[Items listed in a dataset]

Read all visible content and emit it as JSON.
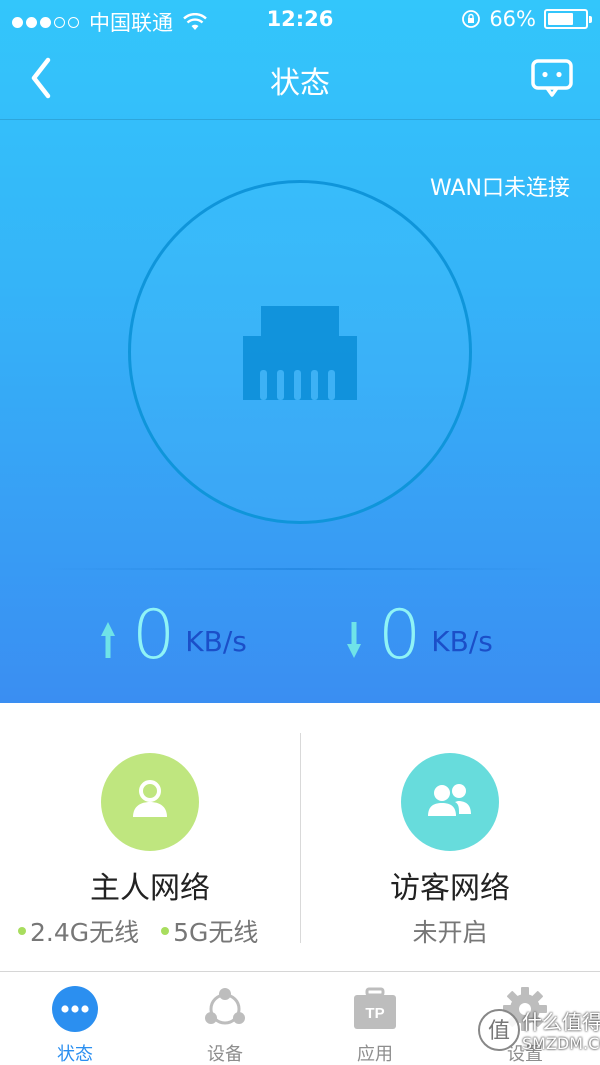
{
  "status_bar": {
    "carrier": "中国联通",
    "time": "12:26",
    "battery": "66%",
    "battery_level": 0.66,
    "signal_bars_filled": 3,
    "signal_bars_total": 5
  },
  "nav": {
    "title": "状态",
    "back_icon": "chevron-left-icon",
    "message_icon": "chat-bubble-icon"
  },
  "wan": {
    "status_text": "WAN口未连接",
    "port_icon": "ethernet-port-icon"
  },
  "speeds": {
    "upload": {
      "value": "0",
      "unit": "KB/s"
    },
    "download": {
      "value": "0",
      "unit": "KB/s"
    }
  },
  "host_network": {
    "title": "主人网络",
    "bands": [
      "2.4G无线",
      "5G无线"
    ]
  },
  "guest_network": {
    "title": "访客网络",
    "status": "未开启"
  },
  "tabs": [
    {
      "label": "状态",
      "icon": "status-dots-icon",
      "active": true
    },
    {
      "label": "设备",
      "icon": "devices-share-icon",
      "active": false
    },
    {
      "label": "应用",
      "icon": "apps-tp-icon",
      "active": false
    },
    {
      "label": "设置",
      "icon": "gear-icon",
      "active": false
    }
  ],
  "watermark": {
    "text_line1": "什么值得买",
    "text_line2": "SMZDM.COM",
    "logo_char": "值"
  },
  "colors": {
    "gradient_top": "#33c6fb",
    "gradient_bottom": "#3a8ef2",
    "speed_value": "#8ff3f6",
    "speed_unit": "#1b4fc8",
    "host_avatar": "#bfe67f",
    "guest_avatar": "#67dcdc",
    "tab_active": "#2b8ff0",
    "tab_inactive": "#8e8e8e"
  }
}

> _Exercise aim_:
Except for the pictures, copy every line of the records above exactly.

> _Task response_:
Read all visible content and emit it as JSON.
{
  "status_bar": {
    "carrier": "中国联通",
    "time": "12:26",
    "battery": "66%",
    "battery_level": 0.66,
    "signal_bars_filled": 3,
    "signal_bars_total": 5
  },
  "nav": {
    "title": "状态",
    "back_icon": "chevron-left-icon",
    "message_icon": "chat-bubble-icon"
  },
  "wan": {
    "status_text": "WAN口未连接",
    "port_icon": "ethernet-port-icon"
  },
  "speeds": {
    "upload": {
      "value": "0",
      "unit": "KB/s"
    },
    "download": {
      "value": "0",
      "unit": "KB/s"
    }
  },
  "host_network": {
    "title": "主人网络",
    "bands": [
      "2.4G无线",
      "5G无线"
    ]
  },
  "guest_network": {
    "title": "访客网络",
    "status": "未开启"
  },
  "tabs": [
    {
      "label": "状态",
      "icon": "status-dots-icon",
      "active": true
    },
    {
      "label": "设备",
      "icon": "devices-share-icon",
      "active": false
    },
    {
      "label": "应用",
      "icon": "apps-tp-icon",
      "active": false
    },
    {
      "label": "设置",
      "icon": "gear-icon",
      "active": false
    }
  ],
  "watermark": {
    "text_line1": "什么值得买",
    "text_line2": "SMZDM.COM",
    "logo_char": "值"
  },
  "colors": {
    "gradient_top": "#33c6fb",
    "gradient_bottom": "#3a8ef2",
    "speed_value": "#8ff3f6",
    "speed_unit": "#1b4fc8",
    "host_avatar": "#bfe67f",
    "guest_avatar": "#67dcdc",
    "tab_active": "#2b8ff0",
    "tab_inactive": "#8e8e8e"
  }
}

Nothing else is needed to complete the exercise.